--- STATED GOAL ---
What is the number of lines containing the word "name"? Give that number alone.

Dataset entries:
^^^^^^^^^^^^^^^^
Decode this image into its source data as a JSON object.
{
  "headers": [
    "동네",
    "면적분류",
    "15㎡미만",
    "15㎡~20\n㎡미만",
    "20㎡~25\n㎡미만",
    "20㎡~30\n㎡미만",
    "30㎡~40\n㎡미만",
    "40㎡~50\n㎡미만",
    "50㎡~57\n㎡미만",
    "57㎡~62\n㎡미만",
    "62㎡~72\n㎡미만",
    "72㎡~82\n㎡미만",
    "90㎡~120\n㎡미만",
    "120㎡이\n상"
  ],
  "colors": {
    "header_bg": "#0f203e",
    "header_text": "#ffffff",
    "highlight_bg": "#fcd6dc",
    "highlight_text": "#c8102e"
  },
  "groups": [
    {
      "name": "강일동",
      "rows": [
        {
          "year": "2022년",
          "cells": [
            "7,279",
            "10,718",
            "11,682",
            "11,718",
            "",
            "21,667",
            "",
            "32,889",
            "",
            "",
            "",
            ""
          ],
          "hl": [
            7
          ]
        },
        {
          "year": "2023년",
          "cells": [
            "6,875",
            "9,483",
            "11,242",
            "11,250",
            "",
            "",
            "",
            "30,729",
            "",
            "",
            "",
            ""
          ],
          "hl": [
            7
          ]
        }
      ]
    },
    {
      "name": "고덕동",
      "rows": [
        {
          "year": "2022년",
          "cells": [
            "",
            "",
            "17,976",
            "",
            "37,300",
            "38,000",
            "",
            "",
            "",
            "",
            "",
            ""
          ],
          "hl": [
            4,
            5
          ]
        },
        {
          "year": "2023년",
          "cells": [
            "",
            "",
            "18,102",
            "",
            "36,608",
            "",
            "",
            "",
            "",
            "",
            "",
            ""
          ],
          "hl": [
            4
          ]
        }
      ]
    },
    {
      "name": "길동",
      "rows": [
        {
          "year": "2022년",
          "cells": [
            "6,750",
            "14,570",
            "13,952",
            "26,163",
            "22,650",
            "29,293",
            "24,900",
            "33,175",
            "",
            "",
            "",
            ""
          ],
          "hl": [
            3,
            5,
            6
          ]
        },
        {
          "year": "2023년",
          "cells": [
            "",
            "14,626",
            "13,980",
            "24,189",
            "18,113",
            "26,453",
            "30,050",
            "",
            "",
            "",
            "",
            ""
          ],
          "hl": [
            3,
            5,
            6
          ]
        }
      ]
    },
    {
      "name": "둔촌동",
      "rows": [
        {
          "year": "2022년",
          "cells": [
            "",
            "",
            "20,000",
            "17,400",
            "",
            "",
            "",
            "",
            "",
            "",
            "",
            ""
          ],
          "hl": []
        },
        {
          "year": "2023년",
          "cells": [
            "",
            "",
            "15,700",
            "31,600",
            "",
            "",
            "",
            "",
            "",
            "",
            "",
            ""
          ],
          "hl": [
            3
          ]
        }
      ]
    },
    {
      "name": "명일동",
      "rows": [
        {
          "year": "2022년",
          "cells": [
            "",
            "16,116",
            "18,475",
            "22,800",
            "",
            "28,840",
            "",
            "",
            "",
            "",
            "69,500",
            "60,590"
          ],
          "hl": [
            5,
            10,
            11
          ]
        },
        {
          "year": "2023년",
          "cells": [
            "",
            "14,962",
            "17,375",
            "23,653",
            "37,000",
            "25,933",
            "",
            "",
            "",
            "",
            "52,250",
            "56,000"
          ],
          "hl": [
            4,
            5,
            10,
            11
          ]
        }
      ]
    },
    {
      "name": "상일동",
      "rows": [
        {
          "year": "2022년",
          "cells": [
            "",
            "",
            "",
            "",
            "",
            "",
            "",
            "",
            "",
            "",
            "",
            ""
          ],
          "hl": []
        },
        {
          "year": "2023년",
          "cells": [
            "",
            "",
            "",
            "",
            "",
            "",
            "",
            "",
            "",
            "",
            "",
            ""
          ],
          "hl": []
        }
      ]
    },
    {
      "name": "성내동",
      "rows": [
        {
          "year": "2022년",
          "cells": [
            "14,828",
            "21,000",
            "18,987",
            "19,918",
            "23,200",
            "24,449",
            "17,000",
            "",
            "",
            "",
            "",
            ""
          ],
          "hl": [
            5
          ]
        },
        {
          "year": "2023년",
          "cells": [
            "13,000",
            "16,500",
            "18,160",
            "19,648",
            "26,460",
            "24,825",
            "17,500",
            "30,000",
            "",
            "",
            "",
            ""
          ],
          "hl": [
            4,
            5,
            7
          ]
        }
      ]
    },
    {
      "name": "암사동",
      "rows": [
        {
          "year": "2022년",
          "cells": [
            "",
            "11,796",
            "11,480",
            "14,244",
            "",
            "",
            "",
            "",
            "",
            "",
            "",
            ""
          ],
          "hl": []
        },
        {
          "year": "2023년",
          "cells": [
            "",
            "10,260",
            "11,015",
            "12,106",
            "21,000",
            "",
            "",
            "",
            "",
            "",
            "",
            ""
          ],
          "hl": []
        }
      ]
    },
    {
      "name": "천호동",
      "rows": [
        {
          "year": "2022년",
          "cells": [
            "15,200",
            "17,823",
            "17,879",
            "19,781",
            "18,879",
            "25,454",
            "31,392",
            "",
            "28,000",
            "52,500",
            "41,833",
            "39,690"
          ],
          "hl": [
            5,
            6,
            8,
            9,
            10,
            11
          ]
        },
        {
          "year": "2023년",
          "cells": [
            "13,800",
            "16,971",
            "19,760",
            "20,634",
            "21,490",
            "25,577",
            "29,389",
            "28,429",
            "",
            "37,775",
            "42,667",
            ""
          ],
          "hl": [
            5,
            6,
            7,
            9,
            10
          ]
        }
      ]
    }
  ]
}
^^^^^^^^^^^^^^^^
--- THE SOLUTION ---
9